-- start MATERIAL FOR THE TASK --

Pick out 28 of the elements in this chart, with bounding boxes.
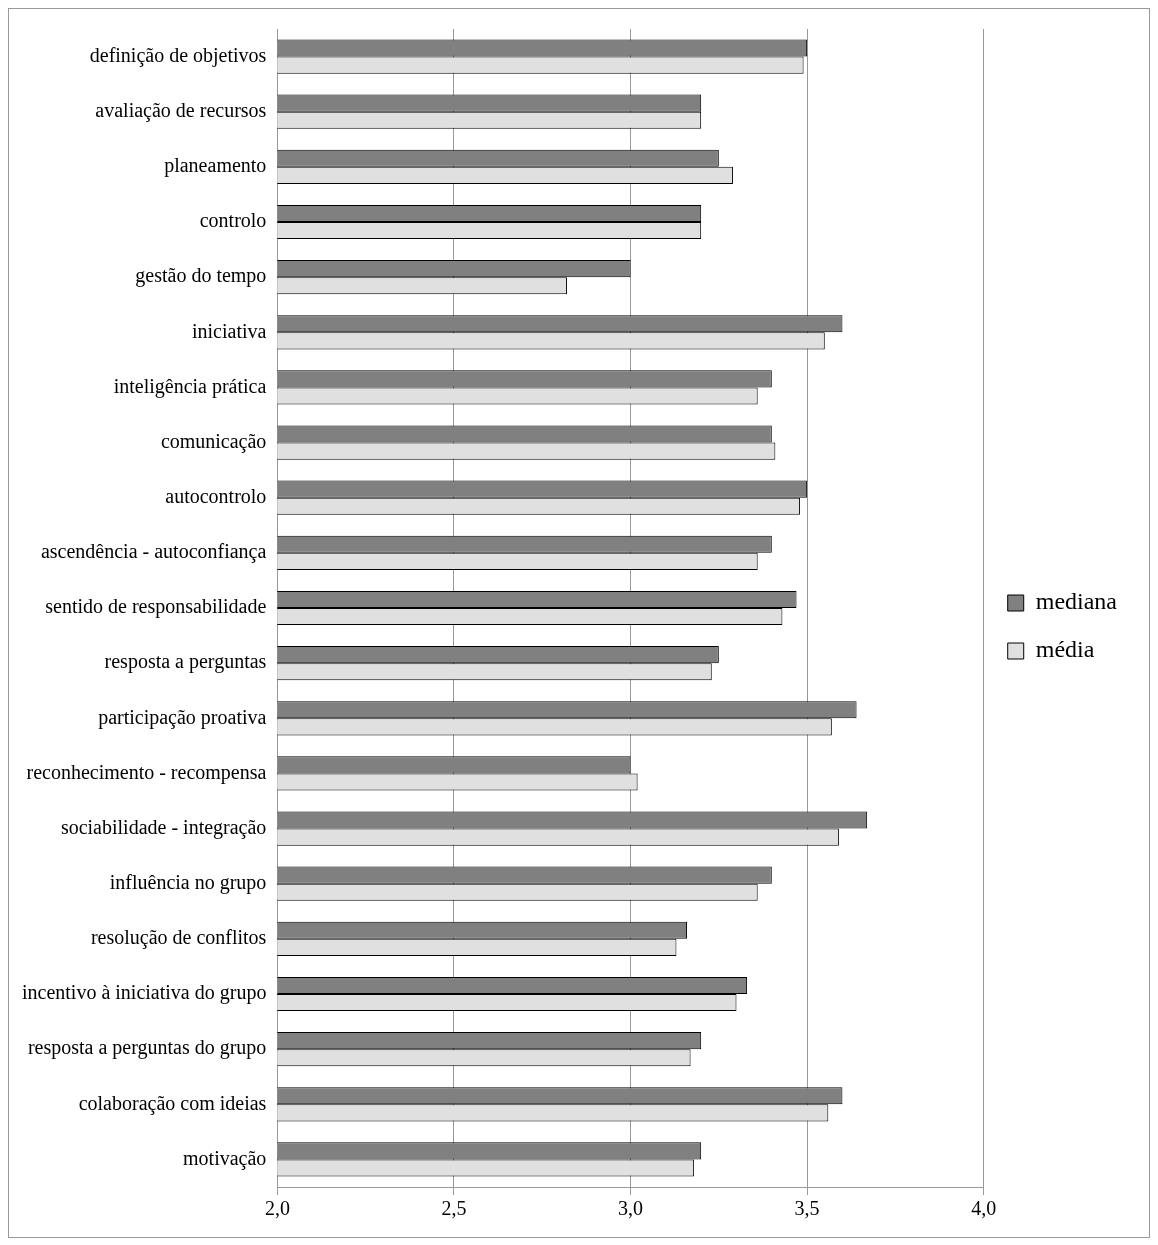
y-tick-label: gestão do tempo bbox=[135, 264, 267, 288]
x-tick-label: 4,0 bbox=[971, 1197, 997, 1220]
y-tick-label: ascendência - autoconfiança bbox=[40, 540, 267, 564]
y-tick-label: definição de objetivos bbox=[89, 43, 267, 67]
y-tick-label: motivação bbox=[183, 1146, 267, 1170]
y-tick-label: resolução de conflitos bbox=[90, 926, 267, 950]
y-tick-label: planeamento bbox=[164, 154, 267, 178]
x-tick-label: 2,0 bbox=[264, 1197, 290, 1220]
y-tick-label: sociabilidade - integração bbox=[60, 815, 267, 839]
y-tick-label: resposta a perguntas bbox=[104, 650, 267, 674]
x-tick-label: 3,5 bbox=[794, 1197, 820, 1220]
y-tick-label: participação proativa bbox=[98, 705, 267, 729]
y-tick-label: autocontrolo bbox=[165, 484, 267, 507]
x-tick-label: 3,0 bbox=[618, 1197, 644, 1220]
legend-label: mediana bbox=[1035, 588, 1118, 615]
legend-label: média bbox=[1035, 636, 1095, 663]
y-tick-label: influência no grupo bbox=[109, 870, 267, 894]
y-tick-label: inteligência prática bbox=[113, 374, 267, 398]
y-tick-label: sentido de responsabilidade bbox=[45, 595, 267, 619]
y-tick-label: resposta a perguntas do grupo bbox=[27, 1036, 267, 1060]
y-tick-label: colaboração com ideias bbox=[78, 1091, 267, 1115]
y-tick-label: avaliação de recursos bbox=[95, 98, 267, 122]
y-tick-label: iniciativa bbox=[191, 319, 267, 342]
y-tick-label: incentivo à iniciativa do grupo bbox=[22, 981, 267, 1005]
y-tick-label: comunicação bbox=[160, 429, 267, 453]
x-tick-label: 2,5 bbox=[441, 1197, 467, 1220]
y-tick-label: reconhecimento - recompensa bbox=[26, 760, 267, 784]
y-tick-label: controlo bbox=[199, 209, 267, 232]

-- end MATERIAL FOR THE TASK --

_TO BE DONE_.
Swap every "y-tick-label" for "y-axis-label" in the records from the line with "y-tick-label: gestão do" up to and including the line with "y-tick-label: resolução de". Reproduce only those lines, with everything else unchanged.

_ANSWER TO THE PROBLEM_.
y-axis-label: gestão do tempo bbox=[135, 264, 267, 288]
x-tick-label: 4,0 bbox=[971, 1197, 997, 1220]
y-axis-label: ascendência - autoconfiança bbox=[40, 540, 267, 564]
y-axis-label: definição de objetivos bbox=[89, 43, 267, 67]
y-axis-label: motivação bbox=[183, 1146, 267, 1170]
y-axis-label: resolução de conflitos bbox=[90, 926, 267, 950]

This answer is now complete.